Collected data entries:
____________________

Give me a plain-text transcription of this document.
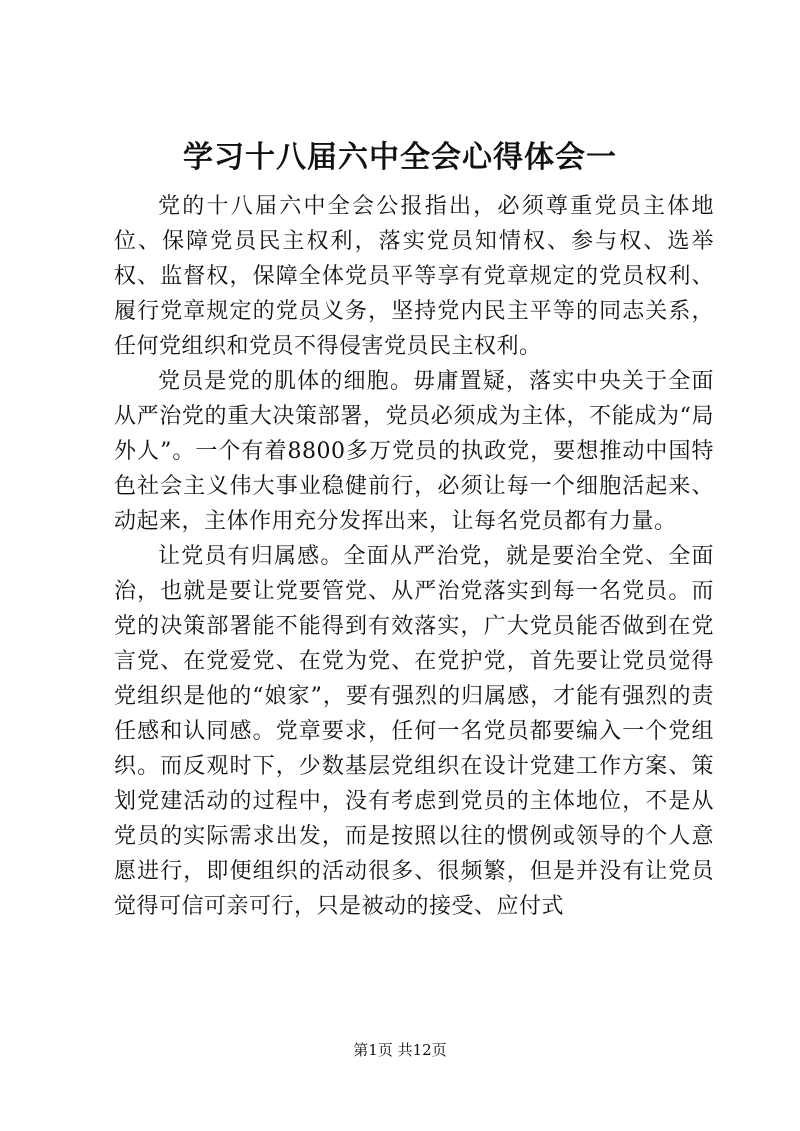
学习十八届六中全会心得体会一

党的十八届六中全会公报指出，必须尊重党员主体地位、保障党员民主权利，落实党员知情权、参与权、选举权、监督权，保障全体党员平等享有党章规定的党员权利、履行党章规定的党员义务，坚持党内民主平等的同志关系，任何党组织和党员不得侵害党员民主权利。

党员是党的肌体的细胞。毋庸置疑，落实中央关于全面从严治党的重大决策部署，党员必须成为主体，不能成为“局外人”。一个有着8800多万党员的执政党，要想推动中国特色社会主义伟大事业稳健前行，必须让每一个细胞活起来、动起来，主体作用充分发挥出来，让每名党员都有力量。

让党员有归属感。全面从严治党，就是要治全党、全面治，也就是要让党要管党、从严治党落实到每一名党员。而党的决策部署能不能得到有效落实，广大党员能否做到在党言党、在党爱党、在党为党、在党护党，首先要让党员觉得党组织是他的“娘家”，要有强烈的归属感，才能有强烈的责任感和认同感。党章要求，任何一名党员都要编入一个党组织。而反观时下，少数基层党组织在设计党建工作方案、策划党建活动的过程中，没有考虑到党员的主体地位，不是从党员的实际需求出发，而是按照以往的惯例或领导的个人意愿进行，即便组织的活动很多、很频繁，但是并没有让党员觉得可信可亲可行，只是被动的接受、应付式

第1页 共12页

____________________

### Required task
Quote all the records verbatim, dropping any pictures from your copy.

### Full answer
Give me a plain-text transcription of this document.
学习十八届六中全会心得体会一

党的十八届六中全会公报指出，必须尊重党员主体地位、保障党员民主权利，落实党员知情权、参与权、选举权、监督权，保障全体党员平等享有党章规定的党员权利、履行党章规定的党员义务，坚持党内民主平等的同志关系，任何党组织和党员不得侵害党员民主权利。

党员是党的肌体的细胞。毋庸置疑，落实中央关于全面从严治党的重大决策部署，党员必须成为主体，不能成为“局外人”。一个有着8800多万党员的执政党，要想推动中国特色社会主义伟大事业稳健前行，必须让每一个细胞活起来、动起来，主体作用充分发挥出来，让每名党员都有力量。

让党员有归属感。全面从严治党，就是要治全党、全面治，也就是要让党要管党、从严治党落实到每一名党员。而党的决策部署能不能得到有效落实，广大党员能否做到在党言党、在党爱党、在党为党、在党护党，首先要让党员觉得党组织是他的“娘家”，要有强烈的归属感，才能有强烈的责任感和认同感。党章要求，任何一名党员都要编入一个党组织。而反观时下，少数基层党组织在设计党建工作方案、策划党建活动的过程中，没有考虑到党员的主体地位，不是从党员的实际需求出发，而是按照以往的惯例或领导的个人意愿进行，即便组织的活动很多、很频繁，但是并没有让党员觉得可信可亲可行，只是被动的接受、应付式

第1页 共12页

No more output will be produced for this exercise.